§ STATED GOAL
Each record below is to be reproduced without any change.

— Start GIVEN RECORDS —

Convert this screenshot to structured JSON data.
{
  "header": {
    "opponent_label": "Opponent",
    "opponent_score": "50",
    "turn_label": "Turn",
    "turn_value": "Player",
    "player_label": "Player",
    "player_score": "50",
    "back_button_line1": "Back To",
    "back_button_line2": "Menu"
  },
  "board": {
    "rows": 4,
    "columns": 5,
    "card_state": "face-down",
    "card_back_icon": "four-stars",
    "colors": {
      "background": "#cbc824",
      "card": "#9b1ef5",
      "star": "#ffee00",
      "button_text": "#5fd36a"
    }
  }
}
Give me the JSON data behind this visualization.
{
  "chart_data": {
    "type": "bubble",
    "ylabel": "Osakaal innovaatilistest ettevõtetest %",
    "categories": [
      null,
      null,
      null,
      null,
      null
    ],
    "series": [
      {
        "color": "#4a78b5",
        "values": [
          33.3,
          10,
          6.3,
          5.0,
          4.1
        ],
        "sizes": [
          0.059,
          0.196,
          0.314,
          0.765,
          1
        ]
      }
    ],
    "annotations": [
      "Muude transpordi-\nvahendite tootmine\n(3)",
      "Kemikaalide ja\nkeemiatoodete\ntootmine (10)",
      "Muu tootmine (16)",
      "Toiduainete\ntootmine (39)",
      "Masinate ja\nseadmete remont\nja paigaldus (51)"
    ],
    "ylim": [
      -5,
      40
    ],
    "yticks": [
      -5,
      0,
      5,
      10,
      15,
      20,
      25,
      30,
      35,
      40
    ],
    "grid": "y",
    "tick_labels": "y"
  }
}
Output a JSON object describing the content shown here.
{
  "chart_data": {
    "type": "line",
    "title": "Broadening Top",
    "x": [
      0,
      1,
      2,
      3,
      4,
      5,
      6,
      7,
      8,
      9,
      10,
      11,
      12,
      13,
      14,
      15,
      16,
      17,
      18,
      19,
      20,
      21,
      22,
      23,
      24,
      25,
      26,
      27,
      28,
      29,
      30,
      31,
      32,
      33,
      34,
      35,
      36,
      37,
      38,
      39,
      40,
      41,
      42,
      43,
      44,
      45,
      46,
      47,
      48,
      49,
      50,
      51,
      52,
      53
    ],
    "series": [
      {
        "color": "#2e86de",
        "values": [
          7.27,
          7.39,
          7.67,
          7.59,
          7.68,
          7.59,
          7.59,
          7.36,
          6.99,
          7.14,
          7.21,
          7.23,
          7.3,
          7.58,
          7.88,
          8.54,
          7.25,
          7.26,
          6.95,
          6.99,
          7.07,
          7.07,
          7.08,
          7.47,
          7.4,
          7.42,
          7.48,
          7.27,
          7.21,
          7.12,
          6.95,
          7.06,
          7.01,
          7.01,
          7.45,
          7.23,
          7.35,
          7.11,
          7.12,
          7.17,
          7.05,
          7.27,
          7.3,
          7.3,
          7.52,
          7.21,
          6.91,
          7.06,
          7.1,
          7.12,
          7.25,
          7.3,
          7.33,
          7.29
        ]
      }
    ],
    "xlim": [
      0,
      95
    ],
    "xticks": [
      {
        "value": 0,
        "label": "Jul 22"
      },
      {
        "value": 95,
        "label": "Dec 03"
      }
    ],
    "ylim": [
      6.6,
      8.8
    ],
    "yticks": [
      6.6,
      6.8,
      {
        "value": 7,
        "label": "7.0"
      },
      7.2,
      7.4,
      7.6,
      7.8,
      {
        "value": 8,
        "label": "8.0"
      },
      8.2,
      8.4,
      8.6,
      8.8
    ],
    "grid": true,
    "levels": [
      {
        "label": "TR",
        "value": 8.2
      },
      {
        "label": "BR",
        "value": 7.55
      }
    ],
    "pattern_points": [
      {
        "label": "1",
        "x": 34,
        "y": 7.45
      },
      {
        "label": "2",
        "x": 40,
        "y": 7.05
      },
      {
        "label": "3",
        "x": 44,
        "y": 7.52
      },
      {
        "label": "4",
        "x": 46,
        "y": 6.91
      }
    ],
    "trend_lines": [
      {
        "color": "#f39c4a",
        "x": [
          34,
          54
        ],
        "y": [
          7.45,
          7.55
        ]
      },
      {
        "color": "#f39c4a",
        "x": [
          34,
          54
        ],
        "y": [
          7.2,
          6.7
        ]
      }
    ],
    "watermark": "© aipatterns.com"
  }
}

— End GIVEN RECORDS —

§ ANSWER TO THIS TASK
Convert this screenshot to structured JSON data.
{
  "header": {
    "opponent_label": "Opponent",
    "opponent_score": "50",
    "turn_label": "Turn",
    "turn_value": "Player",
    "player_label": "Player",
    "player_score": "50",
    "back_button_line1": "Back To",
    "back_button_line2": "Menu"
  },
  "board": {
    "rows": 4,
    "columns": 5,
    "card_state": "face-down",
    "card_back_icon": "four-stars",
    "colors": {
      "background": "#cbc824",
      "card": "#9b1ef5",
      "star": "#ffee00",
      "button_text": "#5fd36a"
    }
  }
}
Give me the JSON data behind this visualization.
{
  "chart_data": {
    "type": "bubble",
    "ylabel": "Osakaal innovaatilistest ettevõtetest %",
    "categories": [
      null,
      null,
      null,
      null,
      null
    ],
    "series": [
      {
        "color": "#4a78b5",
        "values": [
          33.3,
          10,
          6.3,
          5.0,
          4.1
        ],
        "sizes": [
          0.059,
          0.196,
          0.314,
          0.765,
          1
        ]
      }
    ],
    "annotations": [
      "Muude transpordi-\nvahendite tootmine\n(3)",
      "Kemikaalide ja\nkeemiatoodete\ntootmine (10)",
      "Muu tootmine (16)",
      "Toiduainete\ntootmine (39)",
      "Masinate ja\nseadmete remont\nja paigaldus (51)"
    ],
    "ylim": [
      -5,
      40
    ],
    "yticks": [
      -5,
      0,
      5,
      10,
      15,
      20,
      25,
      30,
      35,
      40
    ],
    "grid": "y",
    "tick_labels": "y"
  }
}
Output a JSON object describing the content shown here.
{
  "chart_data": {
    "type": "line",
    "title": "Broadening Top",
    "x": [
      0,
      1,
      2,
      3,
      4,
      5,
      6,
      7,
      8,
      9,
      10,
      11,
      12,
      13,
      14,
      15,
      16,
      17,
      18,
      19,
      20,
      21,
      22,
      23,
      24,
      25,
      26,
      27,
      28,
      29,
      30,
      31,
      32,
      33,
      34,
      35,
      36,
      37,
      38,
      39,
      40,
      41,
      42,
      43,
      44,
      45,
      46,
      47,
      48,
      49,
      50,
      51,
      52,
      53
    ],
    "series": [
      {
        "color": "#2e86de",
        "values": [
          7.27,
          7.39,
          7.67,
          7.59,
          7.68,
          7.59,
          7.59,
          7.36,
          6.99,
          7.14,
          7.21,
          7.23,
          7.3,
          7.58,
          7.88,
          8.54,
          7.25,
          7.26,
          6.95,
          6.99,
          7.07,
          7.07,
          7.08,
          7.47,
          7.4,
          7.42,
          7.48,
          7.27,
          7.21,
          7.12,
          6.95,
          7.06,
          7.01,
          7.01,
          7.45,
          7.23,
          7.35,
          7.11,
          7.12,
          7.17,
          7.05,
          7.27,
          7.3,
          7.3,
          7.52,
          7.21,
          6.91,
          7.06,
          7.1,
          7.12,
          7.25,
          7.3,
          7.33,
          7.29
        ]
      }
    ],
    "xlim": [
      0,
      95
    ],
    "xticks": [
      {
        "value": 0,
        "label": "Jul 22"
      },
      {
        "value": 95,
        "label": "Dec 03"
      }
    ],
    "ylim": [
      6.6,
      8.8
    ],
    "yticks": [
      6.6,
      6.8,
      {
        "value": 7,
        "label": "7.0"
      },
      7.2,
      7.4,
      7.6,
      7.8,
      {
        "value": 8,
        "label": "8.0"
      },
      8.2,
      8.4,
      8.6,
      8.8
    ],
    "grid": true,
    "levels": [
      {
        "label": "TR",
        "value": 8.2
      },
      {
        "label": "BR",
        "value": 7.55
      }
    ],
    "pattern_points": [
      {
        "label": "1",
        "x": 34,
        "y": 7.45
      },
      {
        "label": "2",
        "x": 40,
        "y": 7.05
      },
      {
        "label": "3",
        "x": 44,
        "y": 7.52
      },
      {
        "label": "4",
        "x": 46,
        "y": 6.91
      }
    ],
    "trend_lines": [
      {
        "color": "#f39c4a",
        "x": [
          34,
          54
        ],
        "y": [
          7.45,
          7.55
        ]
      },
      {
        "color": "#f39c4a",
        "x": [
          34,
          54
        ],
        "y": [
          7.2,
          6.7
        ]
      }
    ],
    "watermark": "© aipatterns.com"
  }
}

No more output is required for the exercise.